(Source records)
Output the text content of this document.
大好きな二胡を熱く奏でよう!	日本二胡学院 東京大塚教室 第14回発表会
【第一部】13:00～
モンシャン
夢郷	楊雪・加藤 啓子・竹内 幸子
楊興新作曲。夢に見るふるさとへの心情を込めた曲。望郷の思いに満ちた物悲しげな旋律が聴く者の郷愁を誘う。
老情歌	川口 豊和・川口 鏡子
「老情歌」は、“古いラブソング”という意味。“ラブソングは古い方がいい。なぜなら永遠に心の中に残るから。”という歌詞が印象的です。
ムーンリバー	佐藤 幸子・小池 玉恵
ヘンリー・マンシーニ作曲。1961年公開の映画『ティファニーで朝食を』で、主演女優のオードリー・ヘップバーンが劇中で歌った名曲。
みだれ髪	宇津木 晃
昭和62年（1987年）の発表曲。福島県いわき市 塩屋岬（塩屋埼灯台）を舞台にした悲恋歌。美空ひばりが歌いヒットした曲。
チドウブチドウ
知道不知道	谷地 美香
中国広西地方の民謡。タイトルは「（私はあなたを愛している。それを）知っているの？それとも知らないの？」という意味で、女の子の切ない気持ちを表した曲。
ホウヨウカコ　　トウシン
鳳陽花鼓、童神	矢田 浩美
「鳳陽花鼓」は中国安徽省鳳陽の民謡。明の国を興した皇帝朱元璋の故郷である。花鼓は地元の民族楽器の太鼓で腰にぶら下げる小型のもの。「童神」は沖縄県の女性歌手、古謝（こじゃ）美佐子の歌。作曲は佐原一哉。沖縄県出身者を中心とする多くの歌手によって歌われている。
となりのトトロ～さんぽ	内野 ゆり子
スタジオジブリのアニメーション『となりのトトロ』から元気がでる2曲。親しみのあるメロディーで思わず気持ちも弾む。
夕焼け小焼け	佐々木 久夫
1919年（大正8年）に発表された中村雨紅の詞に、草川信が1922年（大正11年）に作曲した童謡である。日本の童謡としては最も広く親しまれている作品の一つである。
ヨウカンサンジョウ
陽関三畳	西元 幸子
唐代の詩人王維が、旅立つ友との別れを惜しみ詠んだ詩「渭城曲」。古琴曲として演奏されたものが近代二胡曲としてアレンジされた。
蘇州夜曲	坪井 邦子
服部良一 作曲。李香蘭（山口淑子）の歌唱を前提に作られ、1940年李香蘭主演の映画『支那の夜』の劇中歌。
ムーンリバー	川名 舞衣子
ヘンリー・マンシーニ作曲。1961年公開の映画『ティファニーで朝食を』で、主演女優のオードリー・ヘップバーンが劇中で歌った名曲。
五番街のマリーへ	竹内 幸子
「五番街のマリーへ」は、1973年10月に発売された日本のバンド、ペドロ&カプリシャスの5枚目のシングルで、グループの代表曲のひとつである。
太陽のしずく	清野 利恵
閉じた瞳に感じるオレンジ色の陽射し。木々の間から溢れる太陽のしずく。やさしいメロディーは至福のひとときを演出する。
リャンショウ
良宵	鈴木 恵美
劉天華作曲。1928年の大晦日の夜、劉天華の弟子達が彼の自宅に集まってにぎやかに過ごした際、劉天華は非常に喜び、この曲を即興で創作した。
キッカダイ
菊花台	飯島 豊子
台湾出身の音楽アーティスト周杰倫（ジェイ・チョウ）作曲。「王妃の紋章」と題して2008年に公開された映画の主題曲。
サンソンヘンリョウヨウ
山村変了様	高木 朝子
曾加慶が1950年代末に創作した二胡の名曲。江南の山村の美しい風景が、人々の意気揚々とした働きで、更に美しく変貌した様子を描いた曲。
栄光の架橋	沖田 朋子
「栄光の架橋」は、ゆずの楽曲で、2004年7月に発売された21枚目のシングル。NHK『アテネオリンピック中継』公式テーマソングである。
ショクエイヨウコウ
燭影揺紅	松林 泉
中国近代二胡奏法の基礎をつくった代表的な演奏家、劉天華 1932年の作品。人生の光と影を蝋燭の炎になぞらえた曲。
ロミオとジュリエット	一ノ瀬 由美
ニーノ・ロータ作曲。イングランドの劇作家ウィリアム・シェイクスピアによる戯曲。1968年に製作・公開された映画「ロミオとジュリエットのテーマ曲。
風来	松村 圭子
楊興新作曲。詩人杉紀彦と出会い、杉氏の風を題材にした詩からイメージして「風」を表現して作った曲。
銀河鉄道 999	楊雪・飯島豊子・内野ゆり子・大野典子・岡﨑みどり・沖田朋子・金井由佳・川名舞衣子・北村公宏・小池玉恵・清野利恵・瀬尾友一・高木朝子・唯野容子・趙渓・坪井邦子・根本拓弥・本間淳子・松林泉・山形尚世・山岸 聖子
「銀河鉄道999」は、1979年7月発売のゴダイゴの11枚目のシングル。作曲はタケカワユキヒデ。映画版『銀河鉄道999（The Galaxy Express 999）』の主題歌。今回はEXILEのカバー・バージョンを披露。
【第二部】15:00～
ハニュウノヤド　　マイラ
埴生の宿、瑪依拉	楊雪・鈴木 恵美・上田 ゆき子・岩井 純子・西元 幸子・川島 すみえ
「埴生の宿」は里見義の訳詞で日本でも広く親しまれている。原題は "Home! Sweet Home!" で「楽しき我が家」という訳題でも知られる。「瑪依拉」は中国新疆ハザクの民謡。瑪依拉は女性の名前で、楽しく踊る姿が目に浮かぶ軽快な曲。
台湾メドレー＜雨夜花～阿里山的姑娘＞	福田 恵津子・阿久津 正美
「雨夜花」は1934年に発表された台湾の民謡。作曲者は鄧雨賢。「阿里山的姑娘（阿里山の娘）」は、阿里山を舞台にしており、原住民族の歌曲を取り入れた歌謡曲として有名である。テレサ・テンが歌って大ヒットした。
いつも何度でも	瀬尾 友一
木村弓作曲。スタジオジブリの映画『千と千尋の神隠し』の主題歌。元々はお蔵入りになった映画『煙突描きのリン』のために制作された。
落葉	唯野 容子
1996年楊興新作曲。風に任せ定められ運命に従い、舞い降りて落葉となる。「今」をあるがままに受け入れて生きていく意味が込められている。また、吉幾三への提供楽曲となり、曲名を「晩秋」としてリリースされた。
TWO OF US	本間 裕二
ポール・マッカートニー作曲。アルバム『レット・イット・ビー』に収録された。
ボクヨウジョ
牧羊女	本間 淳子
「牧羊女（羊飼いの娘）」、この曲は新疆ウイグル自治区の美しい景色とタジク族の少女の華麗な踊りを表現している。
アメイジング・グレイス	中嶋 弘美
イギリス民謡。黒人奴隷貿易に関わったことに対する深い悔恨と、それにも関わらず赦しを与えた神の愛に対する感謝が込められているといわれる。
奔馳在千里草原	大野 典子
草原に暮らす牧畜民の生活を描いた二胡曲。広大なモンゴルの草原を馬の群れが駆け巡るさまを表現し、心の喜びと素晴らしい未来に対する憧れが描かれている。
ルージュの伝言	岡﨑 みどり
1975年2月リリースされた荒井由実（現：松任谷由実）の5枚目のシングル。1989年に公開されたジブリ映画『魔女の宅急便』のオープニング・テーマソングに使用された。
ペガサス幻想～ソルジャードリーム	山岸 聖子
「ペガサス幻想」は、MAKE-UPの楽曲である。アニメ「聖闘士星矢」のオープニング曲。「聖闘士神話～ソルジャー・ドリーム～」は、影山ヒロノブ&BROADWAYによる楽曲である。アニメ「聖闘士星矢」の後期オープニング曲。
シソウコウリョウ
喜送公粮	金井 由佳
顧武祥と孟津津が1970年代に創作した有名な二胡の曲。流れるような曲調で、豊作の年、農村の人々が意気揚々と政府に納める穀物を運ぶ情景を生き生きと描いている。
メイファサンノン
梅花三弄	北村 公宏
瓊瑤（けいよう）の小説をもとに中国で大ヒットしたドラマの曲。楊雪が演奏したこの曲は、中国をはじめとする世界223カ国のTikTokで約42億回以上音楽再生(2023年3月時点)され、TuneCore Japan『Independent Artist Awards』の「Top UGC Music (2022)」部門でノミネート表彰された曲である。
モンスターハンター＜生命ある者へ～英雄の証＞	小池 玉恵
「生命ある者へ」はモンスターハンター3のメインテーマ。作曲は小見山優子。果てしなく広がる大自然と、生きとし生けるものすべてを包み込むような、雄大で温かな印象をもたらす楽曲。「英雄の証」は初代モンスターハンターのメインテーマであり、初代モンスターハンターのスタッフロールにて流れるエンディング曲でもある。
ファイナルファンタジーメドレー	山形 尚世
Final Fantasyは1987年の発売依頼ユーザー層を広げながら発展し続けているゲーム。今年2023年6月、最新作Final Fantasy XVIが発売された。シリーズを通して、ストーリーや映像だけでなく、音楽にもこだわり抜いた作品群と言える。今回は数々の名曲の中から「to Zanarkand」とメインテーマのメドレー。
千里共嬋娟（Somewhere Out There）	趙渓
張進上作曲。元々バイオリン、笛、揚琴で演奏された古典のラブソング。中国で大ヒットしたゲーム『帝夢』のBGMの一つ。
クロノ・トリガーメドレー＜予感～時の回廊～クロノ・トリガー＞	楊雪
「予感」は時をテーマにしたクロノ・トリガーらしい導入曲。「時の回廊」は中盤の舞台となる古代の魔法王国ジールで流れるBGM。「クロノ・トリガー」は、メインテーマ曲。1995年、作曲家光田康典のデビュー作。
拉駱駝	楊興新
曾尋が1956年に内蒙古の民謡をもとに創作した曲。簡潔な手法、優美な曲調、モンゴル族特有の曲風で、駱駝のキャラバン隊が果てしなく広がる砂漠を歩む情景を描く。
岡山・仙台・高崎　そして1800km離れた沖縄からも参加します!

*Task objective:* In the records above, find each line with the word "時の回廊" and copy it.

*Solved exercise:*
クロノ・トリガーメドレー＜予感～時の回廊～クロノ・トリガー＞	楊雪
「予感」は時をテーマにしたクロノ・トリガーらしい導入曲。「時の回廊」は中盤の舞台となる古代の魔法王国ジールで流れるBGM。「クロノ・トリガー」は、メインテーマ曲。1995年、作曲家光田康典のデビュー作。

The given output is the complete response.